[Stored records]
****************************************
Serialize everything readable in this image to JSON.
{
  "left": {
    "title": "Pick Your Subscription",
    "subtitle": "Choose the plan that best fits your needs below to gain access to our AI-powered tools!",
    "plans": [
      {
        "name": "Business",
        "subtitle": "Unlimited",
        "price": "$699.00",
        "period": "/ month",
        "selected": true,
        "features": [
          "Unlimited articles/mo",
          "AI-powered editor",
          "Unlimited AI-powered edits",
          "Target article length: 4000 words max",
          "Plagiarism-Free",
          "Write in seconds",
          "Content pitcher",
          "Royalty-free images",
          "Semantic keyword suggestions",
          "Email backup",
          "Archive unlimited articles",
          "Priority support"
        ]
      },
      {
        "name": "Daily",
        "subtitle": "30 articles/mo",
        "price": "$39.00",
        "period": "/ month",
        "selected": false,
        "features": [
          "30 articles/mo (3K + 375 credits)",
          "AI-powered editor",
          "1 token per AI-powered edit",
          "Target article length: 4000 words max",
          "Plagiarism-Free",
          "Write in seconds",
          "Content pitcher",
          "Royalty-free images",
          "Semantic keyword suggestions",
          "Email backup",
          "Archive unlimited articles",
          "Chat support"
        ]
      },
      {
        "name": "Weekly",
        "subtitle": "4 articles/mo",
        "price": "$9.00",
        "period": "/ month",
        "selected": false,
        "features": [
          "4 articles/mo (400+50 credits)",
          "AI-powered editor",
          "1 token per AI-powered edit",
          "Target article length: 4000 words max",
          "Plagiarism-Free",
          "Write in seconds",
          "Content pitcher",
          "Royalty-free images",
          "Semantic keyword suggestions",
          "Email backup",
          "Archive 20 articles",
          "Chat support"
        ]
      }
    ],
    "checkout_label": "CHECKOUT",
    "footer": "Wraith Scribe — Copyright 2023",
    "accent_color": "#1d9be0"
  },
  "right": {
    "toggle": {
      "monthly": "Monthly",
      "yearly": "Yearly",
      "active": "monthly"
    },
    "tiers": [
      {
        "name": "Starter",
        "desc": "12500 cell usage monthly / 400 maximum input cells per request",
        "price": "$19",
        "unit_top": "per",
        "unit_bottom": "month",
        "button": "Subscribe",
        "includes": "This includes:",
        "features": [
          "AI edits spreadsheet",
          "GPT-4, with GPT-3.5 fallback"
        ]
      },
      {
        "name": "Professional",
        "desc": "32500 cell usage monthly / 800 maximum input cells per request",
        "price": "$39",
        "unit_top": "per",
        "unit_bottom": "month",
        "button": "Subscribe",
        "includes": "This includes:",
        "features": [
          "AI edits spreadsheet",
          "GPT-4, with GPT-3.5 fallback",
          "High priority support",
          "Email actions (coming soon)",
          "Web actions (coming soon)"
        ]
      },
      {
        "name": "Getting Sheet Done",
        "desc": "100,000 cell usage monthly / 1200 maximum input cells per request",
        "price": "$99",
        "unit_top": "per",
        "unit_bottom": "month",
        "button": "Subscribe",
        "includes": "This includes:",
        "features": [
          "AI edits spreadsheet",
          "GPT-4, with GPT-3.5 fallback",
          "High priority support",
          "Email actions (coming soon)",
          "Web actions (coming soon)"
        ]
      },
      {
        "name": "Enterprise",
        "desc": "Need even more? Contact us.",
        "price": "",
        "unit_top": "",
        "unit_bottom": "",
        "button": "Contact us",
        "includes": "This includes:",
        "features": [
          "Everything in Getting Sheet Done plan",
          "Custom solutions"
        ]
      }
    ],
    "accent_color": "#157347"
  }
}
****************************************
Transcribe each line above exactly; skip none.

> [Solved problem]:
Serialize everything readable in this image to JSON.
{
  "left": {
    "title": "Pick Your Subscription",
    "subtitle": "Choose the plan that best fits your needs below to gain access to our AI-powered tools!",
    "plans": [
      {
        "name": "Business",
        "subtitle": "Unlimited",
        "price": "$699.00",
        "period": "/ month",
        "selected": true,
        "features": [
          "Unlimited articles/mo",
          "AI-powered editor",
          "Unlimited AI-powered edits",
          "Target article length: 4000 words max",
          "Plagiarism-Free",
          "Write in seconds",
          "Content pitcher",
          "Royalty-free images",
          "Semantic keyword suggestions",
          "Email backup",
          "Archive unlimited articles",
          "Priority support"
        ]
      },
      {
        "name": "Daily",
        "subtitle": "30 articles/mo",
        "price": "$39.00",
        "period": "/ month",
        "selected": false,
        "features": [
          "30 articles/mo (3K + 375 credits)",
          "AI-powered editor",
          "1 token per AI-powered edit",
          "Target article length: 4000 words max",
          "Plagiarism-Free",
          "Write in seconds",
          "Content pitcher",
          "Royalty-free images",
          "Semantic keyword suggestions",
          "Email backup",
          "Archive unlimited articles",
          "Chat support"
        ]
      },
      {
        "name": "Weekly",
        "subtitle": "4 articles/mo",
        "price": "$9.00",
        "period": "/ month",
        "selected": false,
        "features": [
          "4 articles/mo (400+50 credits)",
          "AI-powered editor",
          "1 token per AI-powered edit",
          "Target article length: 4000 words max",
          "Plagiarism-Free",
          "Write in seconds",
          "Content pitcher",
          "Royalty-free images",
          "Semantic keyword suggestions",
          "Email backup",
          "Archive 20 articles",
          "Chat support"
        ]
      }
    ],
    "checkout_label": "CHECKOUT",
    "footer": "Wraith Scribe — Copyright 2023",
    "accent_color": "#1d9be0"
  },
  "right": {
    "toggle": {
      "monthly": "Monthly",
      "yearly": "Yearly",
      "active": "monthly"
    },
    "tiers": [
      {
        "name": "Starter",
        "desc": "12500 cell usage monthly / 400 maximum input cells per request",
        "price": "$19",
        "unit_top": "per",
        "unit_bottom": "month",
        "button": "Subscribe",
        "includes": "This includes:",
        "features": [
          "AI edits spreadsheet",
          "GPT-4, with GPT-3.5 fallback"
        ]
      },
      {
        "name": "Professional",
        "desc": "32500 cell usage monthly / 800 maximum input cells per request",
        "price": "$39",
        "unit_top": "per",
        "unit_bottom": "month",
        "button": "Subscribe",
        "includes": "This includes:",
        "features": [
          "AI edits spreadsheet",
          "GPT-4, with GPT-3.5 fallback",
          "High priority support",
          "Email actions (coming soon)",
          "Web actions (coming soon)"
        ]
      },
      {
        "name": "Getting Sheet Done",
        "desc": "100,000 cell usage monthly / 1200 maximum input cells per request",
        "price": "$99",
        "unit_top": "per",
        "unit_bottom": "month",
        "button": "Subscribe",
        "includes": "This includes:",
        "features": [
          "AI edits spreadsheet",
          "GPT-4, with GPT-3.5 fallback",
          "High priority support",
          "Email actions (coming soon)",
          "Web actions (coming soon)"
        ]
      },
      {
        "name": "Enterprise",
        "desc": "Need even more? Contact us.",
        "price": "",
        "unit_top": "",
        "unit_bottom": "",
        "button": "Contact us",
        "includes": "This includes:",
        "features": [
          "Everything in Getting Sheet Done plan",
          "Custom solutions"
        ]
      }
    ],
    "accent_color": "#157347"
  }
}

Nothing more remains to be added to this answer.